_What needs to be done:_ Filter the entries below, keeping every line that has the word "dílo".

_Working data:_
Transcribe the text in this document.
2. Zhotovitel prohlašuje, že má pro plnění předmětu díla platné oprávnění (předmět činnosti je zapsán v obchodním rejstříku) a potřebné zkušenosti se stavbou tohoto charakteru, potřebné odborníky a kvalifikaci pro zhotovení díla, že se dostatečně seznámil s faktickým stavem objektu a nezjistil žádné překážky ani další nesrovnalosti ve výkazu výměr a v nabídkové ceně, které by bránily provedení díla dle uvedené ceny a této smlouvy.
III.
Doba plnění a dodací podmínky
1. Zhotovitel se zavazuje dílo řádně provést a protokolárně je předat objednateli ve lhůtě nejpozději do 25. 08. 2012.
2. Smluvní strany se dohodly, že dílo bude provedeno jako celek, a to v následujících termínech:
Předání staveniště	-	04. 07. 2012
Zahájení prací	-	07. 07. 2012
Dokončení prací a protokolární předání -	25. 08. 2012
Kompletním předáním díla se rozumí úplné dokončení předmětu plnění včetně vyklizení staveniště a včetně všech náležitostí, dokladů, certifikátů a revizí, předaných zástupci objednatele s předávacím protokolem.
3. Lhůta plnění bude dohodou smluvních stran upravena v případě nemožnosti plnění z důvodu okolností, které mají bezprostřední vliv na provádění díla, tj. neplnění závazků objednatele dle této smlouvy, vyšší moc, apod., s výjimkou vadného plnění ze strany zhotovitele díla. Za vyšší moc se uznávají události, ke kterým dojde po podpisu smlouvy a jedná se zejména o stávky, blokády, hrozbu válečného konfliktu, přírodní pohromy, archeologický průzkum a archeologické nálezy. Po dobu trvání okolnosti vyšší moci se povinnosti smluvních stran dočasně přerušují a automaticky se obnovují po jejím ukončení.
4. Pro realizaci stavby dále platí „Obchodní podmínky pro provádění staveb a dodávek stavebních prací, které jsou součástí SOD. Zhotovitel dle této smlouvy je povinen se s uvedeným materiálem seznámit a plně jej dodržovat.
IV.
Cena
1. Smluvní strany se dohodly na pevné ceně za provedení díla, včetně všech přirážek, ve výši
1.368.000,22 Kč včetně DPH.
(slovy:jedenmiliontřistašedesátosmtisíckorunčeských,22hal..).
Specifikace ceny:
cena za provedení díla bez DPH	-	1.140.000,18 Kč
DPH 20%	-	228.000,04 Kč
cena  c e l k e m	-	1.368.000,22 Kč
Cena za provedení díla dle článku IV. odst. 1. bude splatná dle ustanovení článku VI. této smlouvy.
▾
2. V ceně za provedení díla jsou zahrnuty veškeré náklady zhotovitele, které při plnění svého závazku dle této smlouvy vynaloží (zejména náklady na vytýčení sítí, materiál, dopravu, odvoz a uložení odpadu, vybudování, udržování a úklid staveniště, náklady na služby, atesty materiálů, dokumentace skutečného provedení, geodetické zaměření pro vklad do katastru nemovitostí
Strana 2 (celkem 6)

* * *

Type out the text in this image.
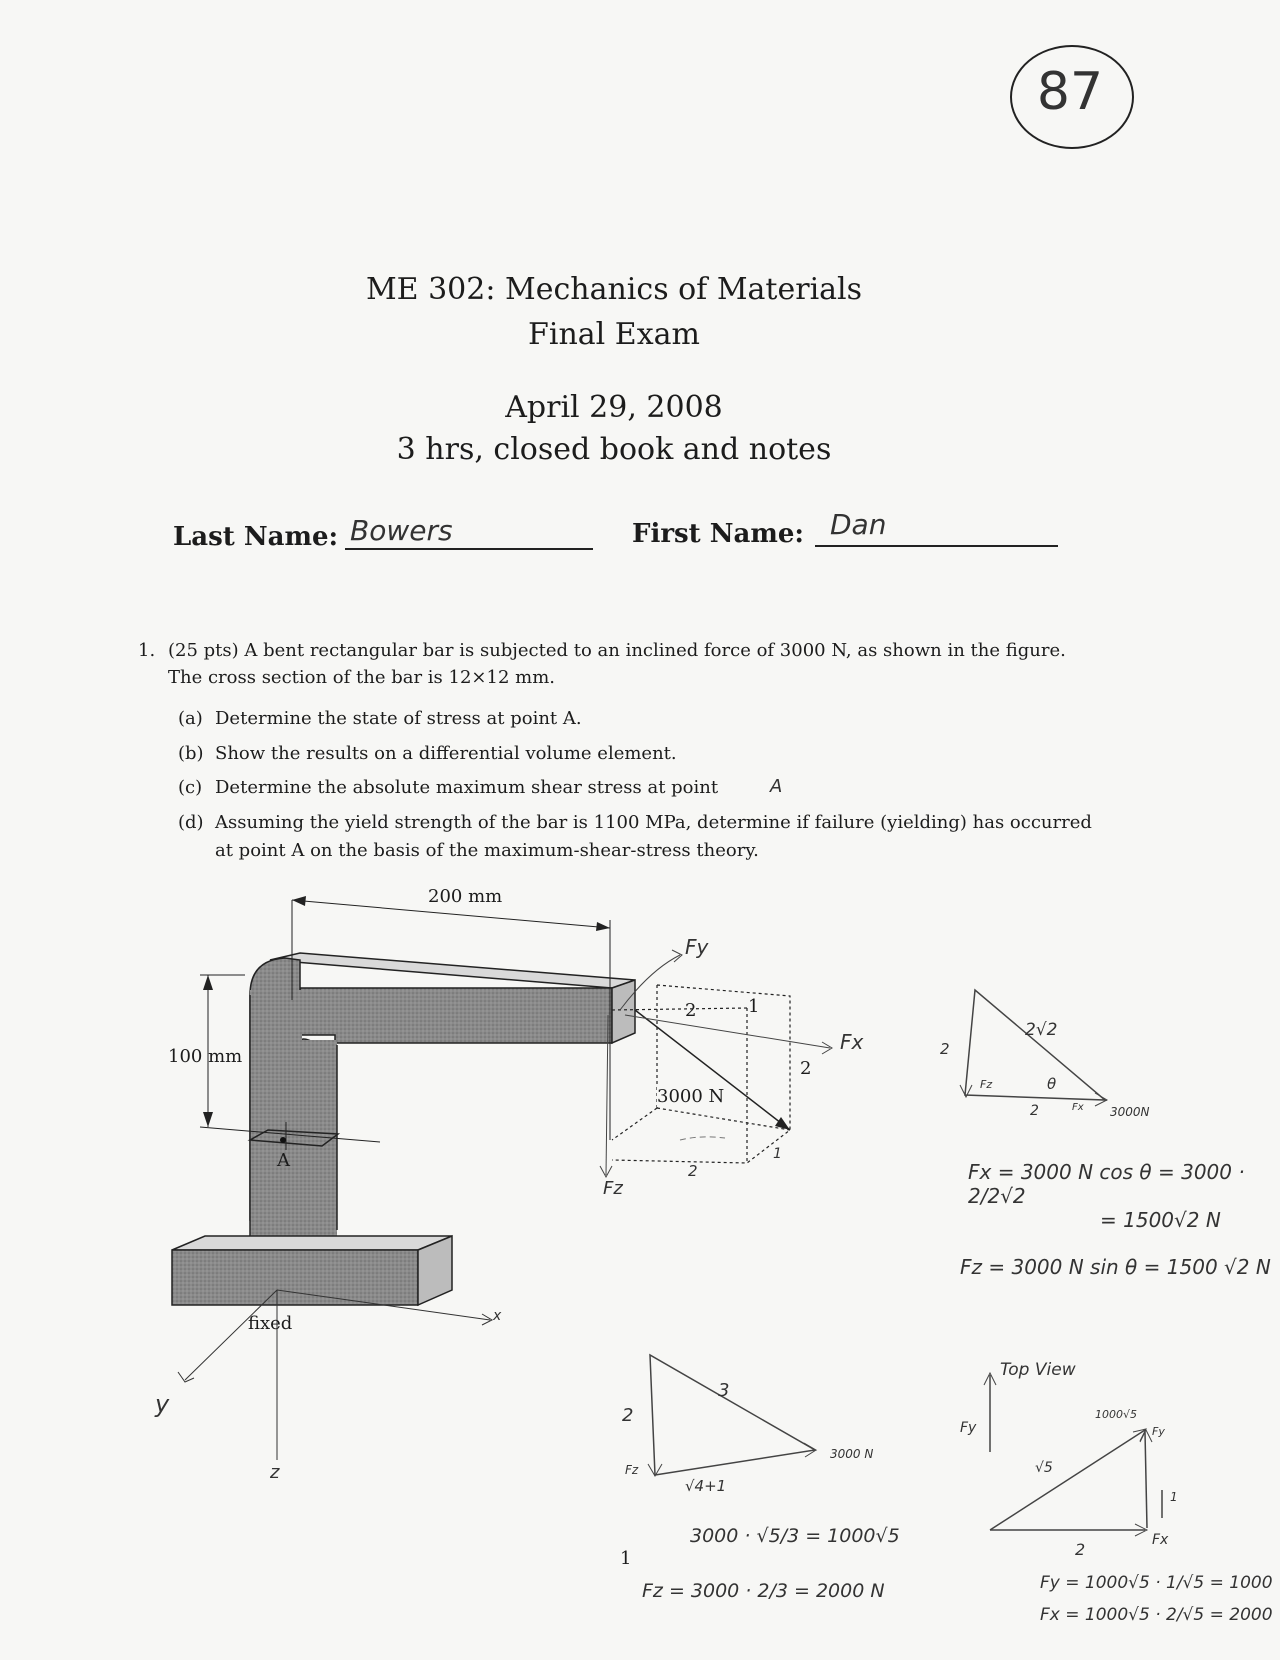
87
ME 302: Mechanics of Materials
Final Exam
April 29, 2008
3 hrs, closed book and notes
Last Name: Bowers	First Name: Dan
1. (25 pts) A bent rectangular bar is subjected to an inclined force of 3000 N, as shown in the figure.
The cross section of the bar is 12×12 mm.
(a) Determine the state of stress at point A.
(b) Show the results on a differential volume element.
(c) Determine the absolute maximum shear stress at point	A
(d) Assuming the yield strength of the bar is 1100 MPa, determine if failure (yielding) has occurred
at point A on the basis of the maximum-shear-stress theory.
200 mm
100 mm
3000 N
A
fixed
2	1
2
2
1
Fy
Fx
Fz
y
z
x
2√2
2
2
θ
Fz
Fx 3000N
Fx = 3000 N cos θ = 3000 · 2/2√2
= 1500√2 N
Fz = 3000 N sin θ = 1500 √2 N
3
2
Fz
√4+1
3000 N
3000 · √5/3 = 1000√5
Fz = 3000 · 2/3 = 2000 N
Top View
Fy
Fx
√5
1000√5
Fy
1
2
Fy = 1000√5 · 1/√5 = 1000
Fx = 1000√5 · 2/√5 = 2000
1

_Output below:_
1. Zhotovitel se zavazuje dílo řádně provést a protokolárně je předat objednateli ve lhůtě nejpozději do 25. 08. 2012.
2. Smluvní strany se dohodly, že dílo bude provedeno jako celek, a to v následujících termínech:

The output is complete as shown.